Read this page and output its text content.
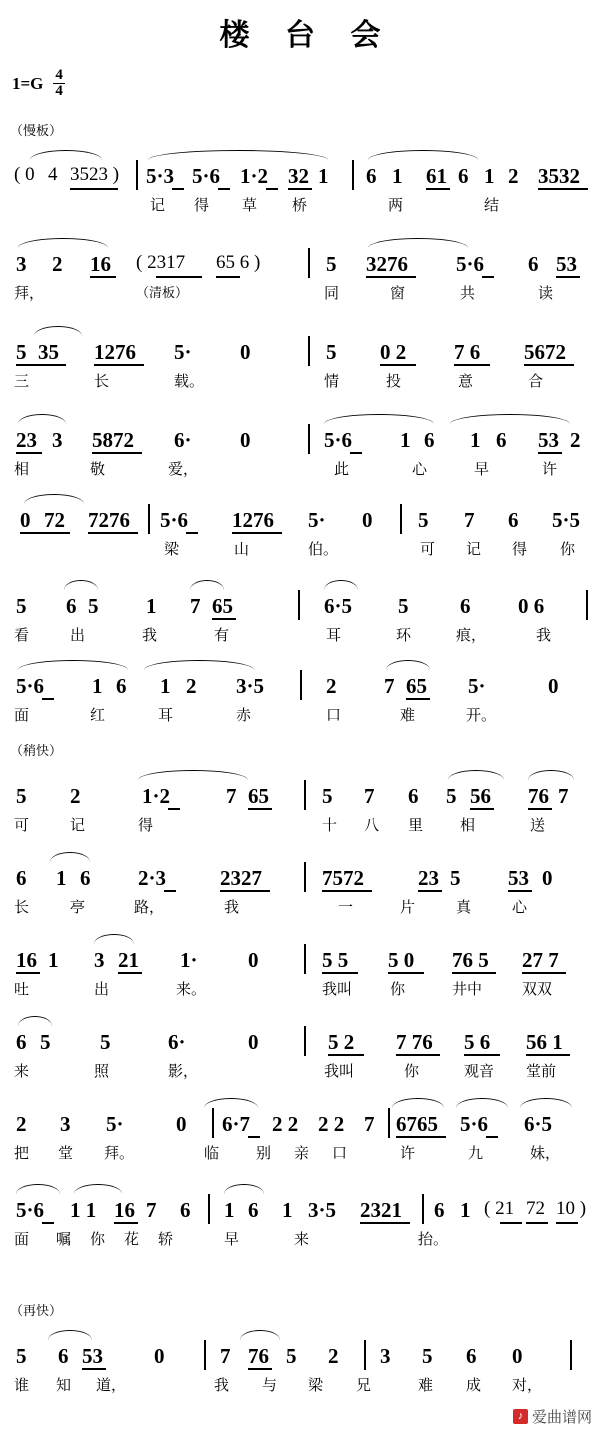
楼 台 会
$1=G \frac{4}{4}$
（慢板）
（稍快）
（再快）
( 0 4 3523 ) 5·3 5·6 1·2 32 1 6 1 61 6 1 2 3532
记 得 草 桥	两	结
3 2 16 ( 2317 65 6 )	5 3276 5·6 6 53
拜，	（清板）	同	窗	共	读
5 35 1276 5· 0	5 0 2 7 6 5672
三	长	载。	情	投	意	合
23 3 5872 6· 0	5·6 1 6 1 6 53 2
相	敬	爱，	此	心	早	许
0 72 7276 5·6 1276 5· 0 5 7 6 5·5
梁	山	伯。	可 记 得 你
5 6 5 1 7 65	6·5 5 6 0 6
看	出	我	有	耳	环	痕，	我
5·6 1 6 1 2 3·5	2 7 65 5·	0
面	红	耳	赤	口	难	开。
5 2	1·2	7 65	5 7 6 5 56 76 7
可	记	得	十 八 里 相	送
6 1 6 2·3	2327	7572	23 5 53 0
长	亭	路，	我	一	片	真	心
16 1 3 21 1· 0	5 5 5 0 76 5 27 7
吐	出	来。	我叫	你	井中	双双
6 5 5	6·	0	5 2 7 76 5 6 56 1
来	照	影，	我叫	你	观音 堂前
2 3 5· 0 6·7 2 2 2 2 7 6765 5·6 6·5
把 堂 拜。	临 别 亲 口	许	九	妹，
5·6 1 1 16 7 6 1 6 1 3·5 2321 6 1 ( 21 72 10 )
面 嘱 你 花 轿	早	来	抬。
5 6 53 0	7 76 5 2 3 5 6 0
谁 知 道，	我 与 梁 兄	难 成 对，
♪ 爱曲谱网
# # # # #
● **TASK OBJECTIVE**
Copy all the lines of data exactly as they appear, dropping any images.

● **COMPLETE ANSWER**
Read this page and output its text content.
楼 台 会
$1=G \frac{4}{4}$
（慢板）
（稍快）
（再快）
( 0 4 3523 ) 5·3 5·6 1·2 32 1 6 1 61 6 1 2 3532
记 得 草 桥	两	结
3 2 16 ( 2317 65 6 )	5 3276 5·6 6 53
拜，	（清板）	同	窗	共	读
5 35 1276 5· 0	5 0 2 7 6 5672
三	长	载。	情	投	意	合
23 3 5872 6· 0	5·6 1 6 1 6 53 2
相	敬	爱，	此	心	早	许
0 72 7276 5·6 1276 5· 0 5 7 6 5·5
梁	山	伯。	可 记 得 你
5 6 5 1 7 65	6·5 5 6 0 6
看	出	我	有	耳	环	痕，	我
5·6 1 6 1 2 3·5	2 7 65 5·	0
面	红	耳	赤	口	难	开。
5 2	1·2	7 65	5 7 6 5 56 76 7
可	记	得	十 八 里 相	送
6 1 6 2·3	2327	7572	23 5 53 0
长	亭	路，	我	一	片	真	心
16 1 3 21 1· 0	5 5 5 0 76 5 27 7
吐	出	来。	我叫	你	井中	双双
6 5 5	6·	0	5 2 7 76 5 6 56 1
来	照	影，	我叫	你	观音 堂前
2 3 5· 0 6·7 2 2 2 2 7 6765 5·6 6·5
把 堂 拜。	临 别 亲 口	许	九	妹，
5·6 1 1 16 7 6 1 6 1 3·5 2321 6 1 ( 21 72 10 )
面 嘱 你 花 轿	早	来	抬。
5 6 53 0	7 76 5 2 3 5 6 0
谁 知 道，	我 与 梁 兄	难 成 对，
♪ 爱曲谱网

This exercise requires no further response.